Instructions to follow:
Identify, in the records below, every line where the string "this" appears, and copy each such line.

........

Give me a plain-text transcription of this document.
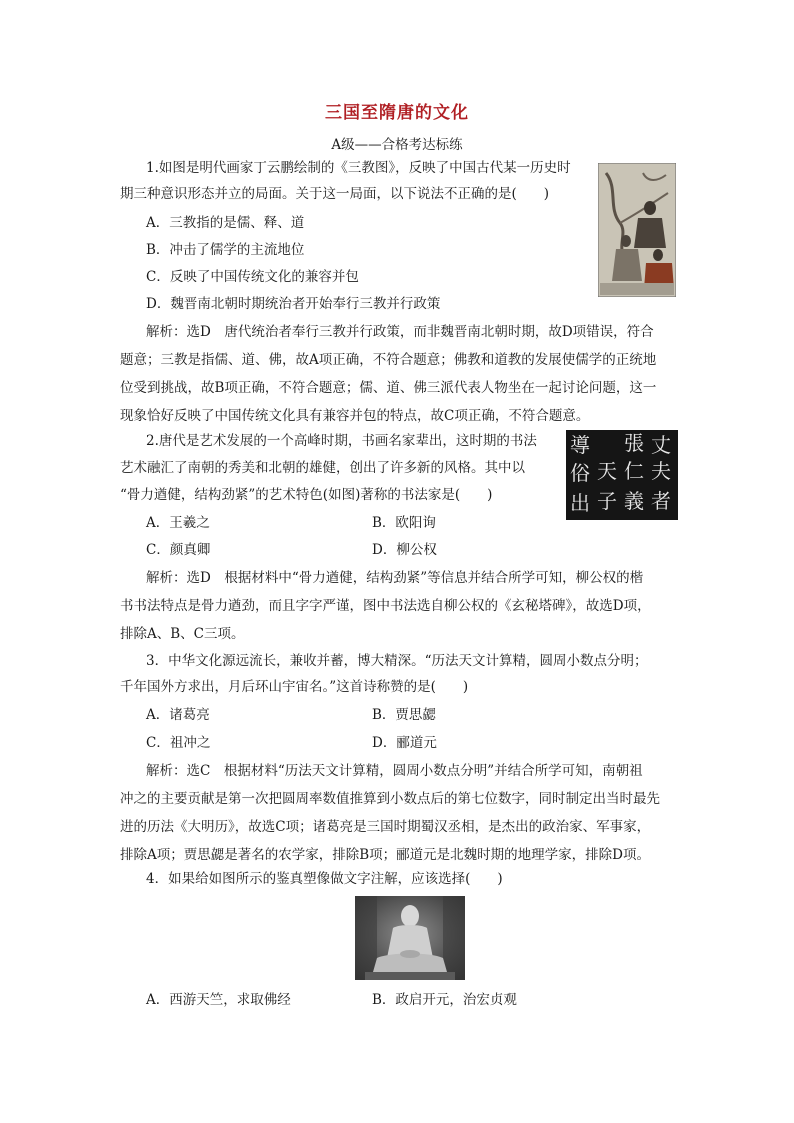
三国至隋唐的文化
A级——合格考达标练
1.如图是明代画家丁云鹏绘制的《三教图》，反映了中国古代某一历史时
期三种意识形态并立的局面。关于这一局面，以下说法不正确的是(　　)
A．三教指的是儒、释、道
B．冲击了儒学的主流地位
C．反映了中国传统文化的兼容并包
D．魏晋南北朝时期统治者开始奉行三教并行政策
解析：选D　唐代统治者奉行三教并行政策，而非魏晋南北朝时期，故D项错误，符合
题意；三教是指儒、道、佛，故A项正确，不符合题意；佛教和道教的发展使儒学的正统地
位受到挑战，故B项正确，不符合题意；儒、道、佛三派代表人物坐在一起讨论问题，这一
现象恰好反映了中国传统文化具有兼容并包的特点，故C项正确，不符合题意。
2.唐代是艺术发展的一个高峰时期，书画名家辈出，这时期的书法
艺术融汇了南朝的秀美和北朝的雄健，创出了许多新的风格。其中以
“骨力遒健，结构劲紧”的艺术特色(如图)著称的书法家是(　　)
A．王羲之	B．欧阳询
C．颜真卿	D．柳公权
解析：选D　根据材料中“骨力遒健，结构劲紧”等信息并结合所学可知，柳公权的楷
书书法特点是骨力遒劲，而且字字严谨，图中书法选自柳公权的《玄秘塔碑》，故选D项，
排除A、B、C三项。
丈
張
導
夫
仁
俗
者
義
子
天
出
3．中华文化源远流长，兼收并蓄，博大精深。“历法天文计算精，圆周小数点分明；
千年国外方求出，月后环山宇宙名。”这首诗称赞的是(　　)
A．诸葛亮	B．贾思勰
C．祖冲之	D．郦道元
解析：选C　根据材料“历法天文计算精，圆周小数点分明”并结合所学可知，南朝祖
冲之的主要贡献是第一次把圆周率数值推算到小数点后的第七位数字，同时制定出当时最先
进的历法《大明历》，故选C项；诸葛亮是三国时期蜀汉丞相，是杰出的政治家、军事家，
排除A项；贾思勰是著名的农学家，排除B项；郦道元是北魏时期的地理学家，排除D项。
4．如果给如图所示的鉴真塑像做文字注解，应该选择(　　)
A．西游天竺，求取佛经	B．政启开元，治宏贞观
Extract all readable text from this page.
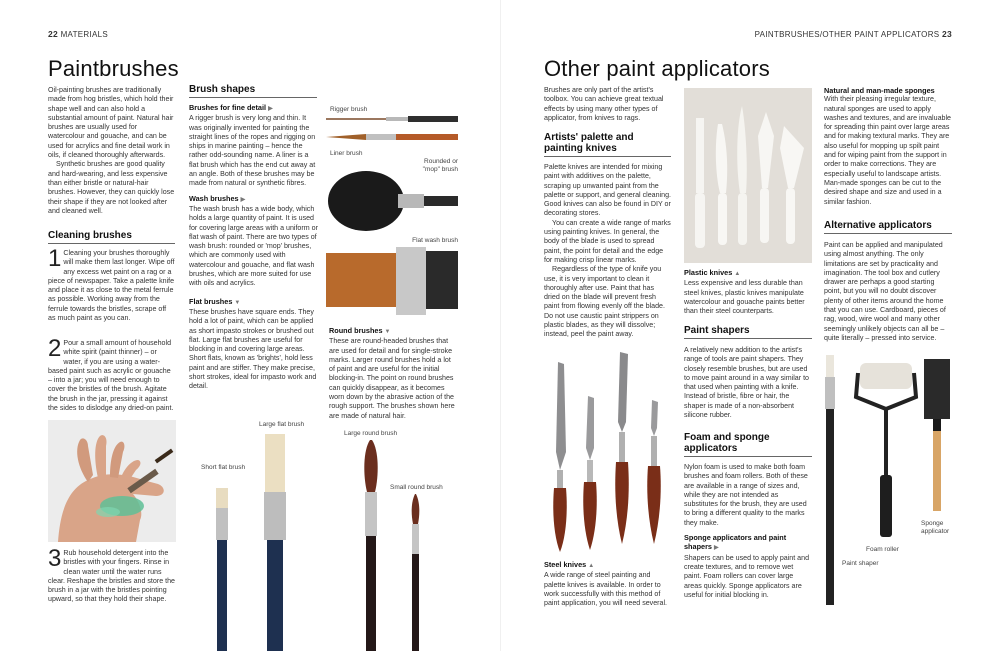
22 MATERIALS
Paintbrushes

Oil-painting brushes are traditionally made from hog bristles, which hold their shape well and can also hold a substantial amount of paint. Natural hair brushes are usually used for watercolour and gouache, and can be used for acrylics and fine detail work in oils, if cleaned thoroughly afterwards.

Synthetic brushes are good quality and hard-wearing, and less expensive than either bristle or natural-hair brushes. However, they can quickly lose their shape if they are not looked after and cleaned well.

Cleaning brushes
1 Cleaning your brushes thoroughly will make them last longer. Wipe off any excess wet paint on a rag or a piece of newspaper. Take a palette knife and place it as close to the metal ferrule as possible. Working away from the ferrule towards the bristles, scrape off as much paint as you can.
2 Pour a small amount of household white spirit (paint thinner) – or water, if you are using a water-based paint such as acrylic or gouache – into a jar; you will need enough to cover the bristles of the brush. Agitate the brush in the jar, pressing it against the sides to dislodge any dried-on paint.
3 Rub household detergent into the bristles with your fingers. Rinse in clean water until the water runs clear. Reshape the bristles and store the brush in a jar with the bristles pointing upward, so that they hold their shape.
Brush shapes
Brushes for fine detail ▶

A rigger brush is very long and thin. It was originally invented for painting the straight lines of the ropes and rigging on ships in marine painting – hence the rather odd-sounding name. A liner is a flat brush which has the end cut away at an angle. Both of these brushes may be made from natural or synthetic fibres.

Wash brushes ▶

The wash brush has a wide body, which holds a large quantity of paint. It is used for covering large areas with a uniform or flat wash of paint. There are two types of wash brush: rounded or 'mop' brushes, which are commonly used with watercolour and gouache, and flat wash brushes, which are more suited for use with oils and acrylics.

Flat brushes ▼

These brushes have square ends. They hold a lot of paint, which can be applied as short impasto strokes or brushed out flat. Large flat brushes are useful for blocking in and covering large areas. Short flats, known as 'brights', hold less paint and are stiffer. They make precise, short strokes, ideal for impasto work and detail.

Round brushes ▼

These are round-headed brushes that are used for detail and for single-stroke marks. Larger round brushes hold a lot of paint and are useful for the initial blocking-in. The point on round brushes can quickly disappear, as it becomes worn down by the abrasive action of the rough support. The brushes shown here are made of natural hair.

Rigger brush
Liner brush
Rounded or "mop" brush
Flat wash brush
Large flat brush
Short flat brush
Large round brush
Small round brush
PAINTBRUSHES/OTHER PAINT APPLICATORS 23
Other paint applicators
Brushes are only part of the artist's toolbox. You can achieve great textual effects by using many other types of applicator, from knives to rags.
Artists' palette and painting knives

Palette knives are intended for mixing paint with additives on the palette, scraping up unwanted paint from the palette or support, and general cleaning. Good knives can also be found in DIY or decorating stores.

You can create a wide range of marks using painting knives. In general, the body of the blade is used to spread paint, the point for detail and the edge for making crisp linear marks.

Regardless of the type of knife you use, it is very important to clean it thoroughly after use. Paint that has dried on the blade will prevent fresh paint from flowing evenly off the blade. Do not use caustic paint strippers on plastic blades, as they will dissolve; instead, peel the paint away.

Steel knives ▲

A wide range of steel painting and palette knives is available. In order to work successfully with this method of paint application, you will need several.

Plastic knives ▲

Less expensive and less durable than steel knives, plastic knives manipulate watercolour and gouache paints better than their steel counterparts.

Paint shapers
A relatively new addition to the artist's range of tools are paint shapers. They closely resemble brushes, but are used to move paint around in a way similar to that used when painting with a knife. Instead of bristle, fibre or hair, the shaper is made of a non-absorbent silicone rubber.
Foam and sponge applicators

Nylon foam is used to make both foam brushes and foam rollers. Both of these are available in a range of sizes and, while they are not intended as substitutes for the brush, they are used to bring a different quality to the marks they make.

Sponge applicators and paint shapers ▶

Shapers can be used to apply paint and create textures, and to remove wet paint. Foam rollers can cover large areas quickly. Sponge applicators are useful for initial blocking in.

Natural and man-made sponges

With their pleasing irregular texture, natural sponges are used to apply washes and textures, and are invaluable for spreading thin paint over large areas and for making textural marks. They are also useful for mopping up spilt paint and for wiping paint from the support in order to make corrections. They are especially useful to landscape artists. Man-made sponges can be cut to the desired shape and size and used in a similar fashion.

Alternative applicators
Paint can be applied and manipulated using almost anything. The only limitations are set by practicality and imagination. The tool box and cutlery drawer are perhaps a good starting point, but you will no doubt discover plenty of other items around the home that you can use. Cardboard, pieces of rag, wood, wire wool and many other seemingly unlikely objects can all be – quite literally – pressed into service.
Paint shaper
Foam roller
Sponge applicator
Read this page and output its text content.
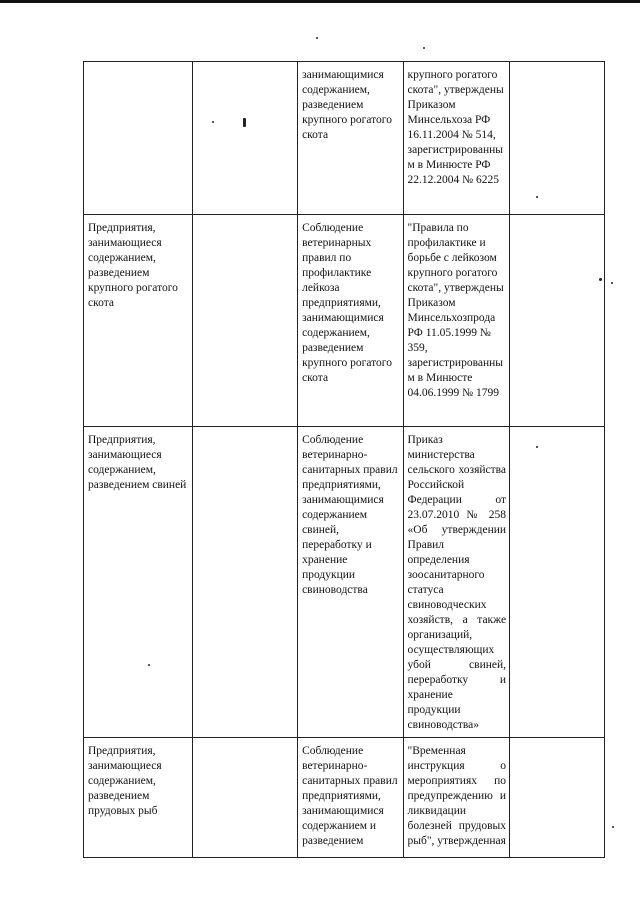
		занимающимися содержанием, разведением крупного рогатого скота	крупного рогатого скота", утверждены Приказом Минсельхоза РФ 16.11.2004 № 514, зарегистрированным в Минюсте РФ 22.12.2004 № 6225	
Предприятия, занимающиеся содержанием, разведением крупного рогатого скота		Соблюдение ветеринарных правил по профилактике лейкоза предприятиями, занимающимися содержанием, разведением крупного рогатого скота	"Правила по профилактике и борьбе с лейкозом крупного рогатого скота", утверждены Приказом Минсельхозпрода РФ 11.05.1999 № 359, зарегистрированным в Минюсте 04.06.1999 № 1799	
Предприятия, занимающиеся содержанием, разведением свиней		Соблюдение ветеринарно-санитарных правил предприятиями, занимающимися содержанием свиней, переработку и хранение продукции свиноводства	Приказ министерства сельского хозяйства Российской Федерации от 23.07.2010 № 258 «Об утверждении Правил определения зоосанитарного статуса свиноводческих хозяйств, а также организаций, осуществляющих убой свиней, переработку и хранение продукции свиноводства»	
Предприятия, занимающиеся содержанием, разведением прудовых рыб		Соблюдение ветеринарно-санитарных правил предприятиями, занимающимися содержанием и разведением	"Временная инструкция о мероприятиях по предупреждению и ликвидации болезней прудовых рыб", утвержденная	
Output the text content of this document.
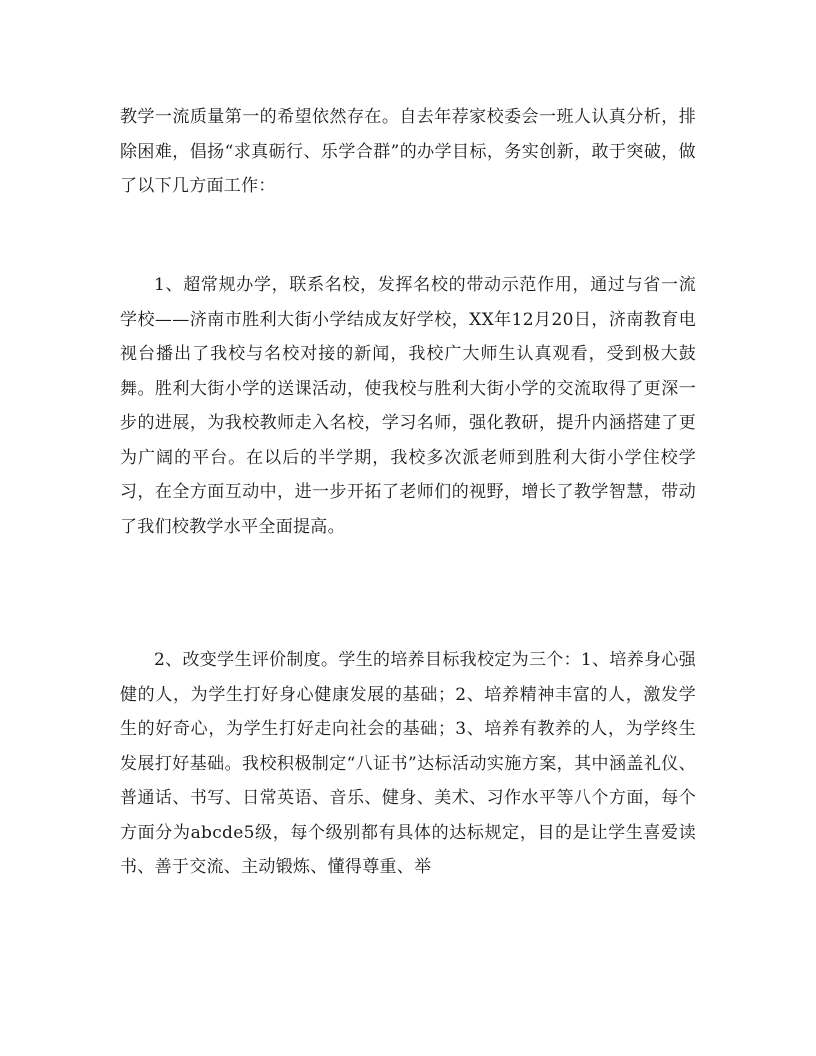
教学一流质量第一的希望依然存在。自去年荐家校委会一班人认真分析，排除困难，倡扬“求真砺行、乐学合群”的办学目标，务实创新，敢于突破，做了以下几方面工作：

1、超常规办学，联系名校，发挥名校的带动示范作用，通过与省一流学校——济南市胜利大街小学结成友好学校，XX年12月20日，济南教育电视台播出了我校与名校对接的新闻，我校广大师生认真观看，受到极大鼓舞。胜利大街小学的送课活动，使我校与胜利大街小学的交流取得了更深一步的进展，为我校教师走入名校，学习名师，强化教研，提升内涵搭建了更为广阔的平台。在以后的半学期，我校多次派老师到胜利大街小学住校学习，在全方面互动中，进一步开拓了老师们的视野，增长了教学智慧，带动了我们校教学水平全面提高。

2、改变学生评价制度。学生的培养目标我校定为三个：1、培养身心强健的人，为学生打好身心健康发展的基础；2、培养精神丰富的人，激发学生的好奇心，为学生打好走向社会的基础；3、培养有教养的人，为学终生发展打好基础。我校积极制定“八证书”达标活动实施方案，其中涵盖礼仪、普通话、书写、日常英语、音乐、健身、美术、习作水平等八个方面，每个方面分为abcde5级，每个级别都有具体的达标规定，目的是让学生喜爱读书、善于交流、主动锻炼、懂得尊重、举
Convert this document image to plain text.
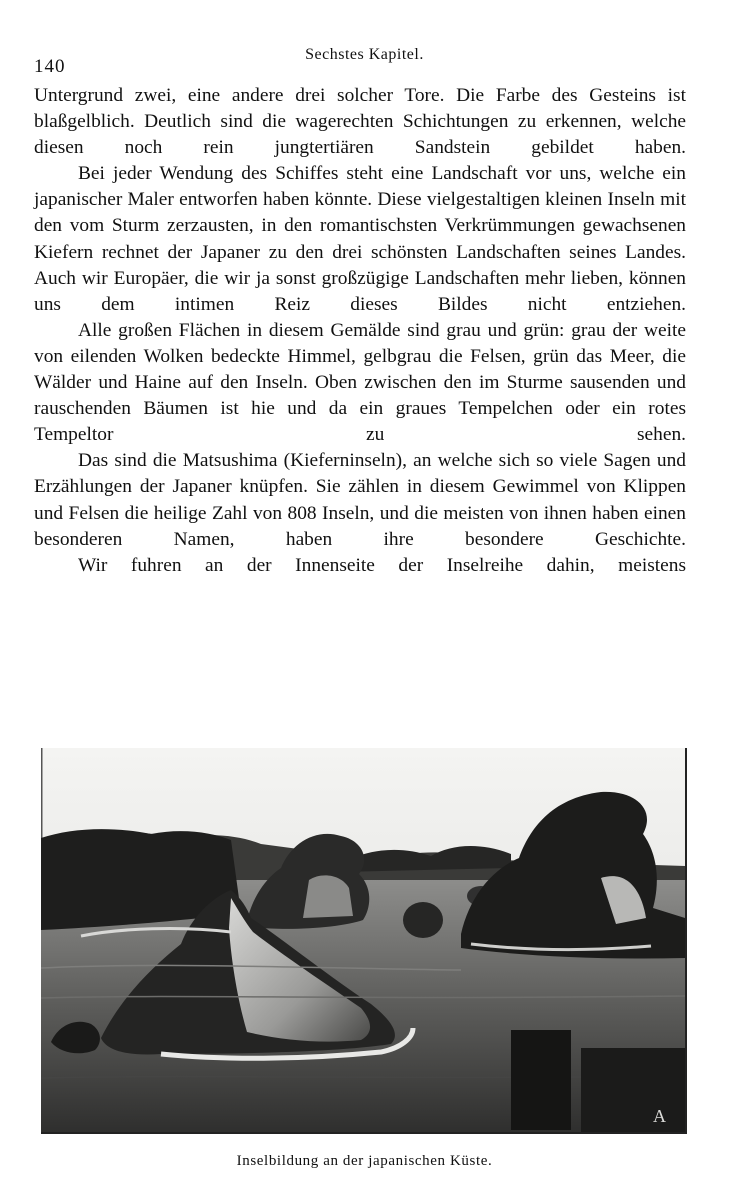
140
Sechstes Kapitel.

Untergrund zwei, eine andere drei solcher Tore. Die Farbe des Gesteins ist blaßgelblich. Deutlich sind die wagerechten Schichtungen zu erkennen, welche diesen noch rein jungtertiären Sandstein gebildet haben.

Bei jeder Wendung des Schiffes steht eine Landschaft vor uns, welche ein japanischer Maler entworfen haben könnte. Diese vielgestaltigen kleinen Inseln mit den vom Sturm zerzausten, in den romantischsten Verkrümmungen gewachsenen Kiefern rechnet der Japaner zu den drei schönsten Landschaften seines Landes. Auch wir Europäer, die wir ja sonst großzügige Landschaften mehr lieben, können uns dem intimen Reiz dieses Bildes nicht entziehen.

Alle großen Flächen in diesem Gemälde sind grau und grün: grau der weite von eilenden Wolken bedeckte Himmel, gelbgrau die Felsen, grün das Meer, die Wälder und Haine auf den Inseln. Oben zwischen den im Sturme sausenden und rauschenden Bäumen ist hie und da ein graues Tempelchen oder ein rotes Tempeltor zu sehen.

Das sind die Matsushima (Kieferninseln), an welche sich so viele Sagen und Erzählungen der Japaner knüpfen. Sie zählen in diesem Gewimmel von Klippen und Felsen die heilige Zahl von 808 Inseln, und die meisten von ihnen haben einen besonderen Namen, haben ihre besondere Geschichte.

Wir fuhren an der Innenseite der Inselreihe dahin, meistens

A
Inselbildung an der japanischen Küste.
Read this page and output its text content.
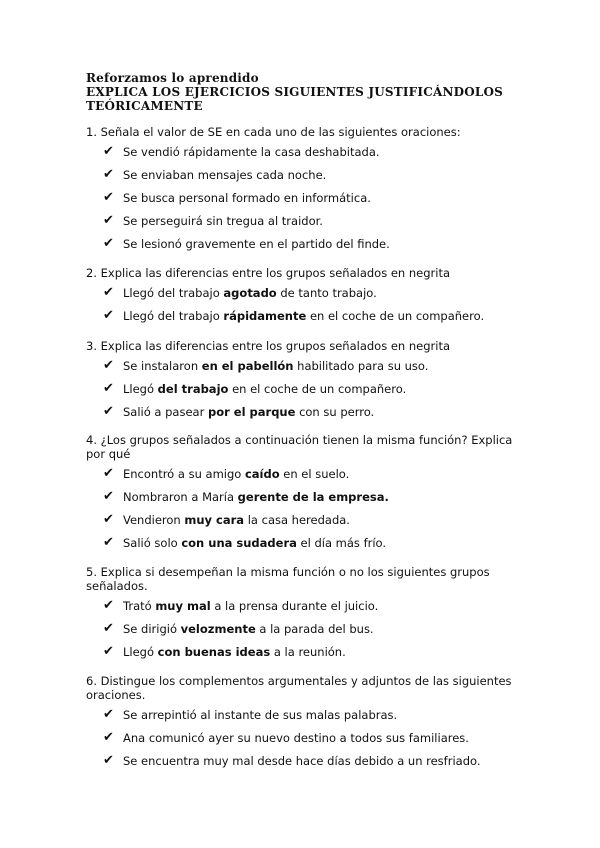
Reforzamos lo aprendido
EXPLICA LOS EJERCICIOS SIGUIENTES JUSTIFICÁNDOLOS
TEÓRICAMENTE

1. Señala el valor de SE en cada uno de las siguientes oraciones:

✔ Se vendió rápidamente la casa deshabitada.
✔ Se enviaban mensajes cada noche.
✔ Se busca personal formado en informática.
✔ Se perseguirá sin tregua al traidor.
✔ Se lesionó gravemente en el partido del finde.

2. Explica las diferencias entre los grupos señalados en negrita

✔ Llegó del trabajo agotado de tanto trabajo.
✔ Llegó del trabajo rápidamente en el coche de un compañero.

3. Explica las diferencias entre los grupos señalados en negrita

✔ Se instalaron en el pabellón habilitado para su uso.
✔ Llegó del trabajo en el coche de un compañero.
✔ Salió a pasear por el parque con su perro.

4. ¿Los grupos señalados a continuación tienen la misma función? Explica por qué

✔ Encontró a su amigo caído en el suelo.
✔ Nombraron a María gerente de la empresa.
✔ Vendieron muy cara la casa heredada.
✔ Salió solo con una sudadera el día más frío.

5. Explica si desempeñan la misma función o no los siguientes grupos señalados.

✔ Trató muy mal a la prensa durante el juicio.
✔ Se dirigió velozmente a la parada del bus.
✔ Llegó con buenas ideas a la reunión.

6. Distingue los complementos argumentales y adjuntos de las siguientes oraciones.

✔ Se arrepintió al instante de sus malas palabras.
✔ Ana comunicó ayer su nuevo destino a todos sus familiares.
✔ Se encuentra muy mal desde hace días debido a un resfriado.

........

Complete answer:
Give me a plain-text transcription of this document.
Extract all readable text from this page.
A wide range of steel painting and palette knives is available. In order to work successfully with this method of paint application, you will need several.
Read this page and output its text content.
Output the text content of this document.
Convert this document image to plain text.
Read this page and output its text content.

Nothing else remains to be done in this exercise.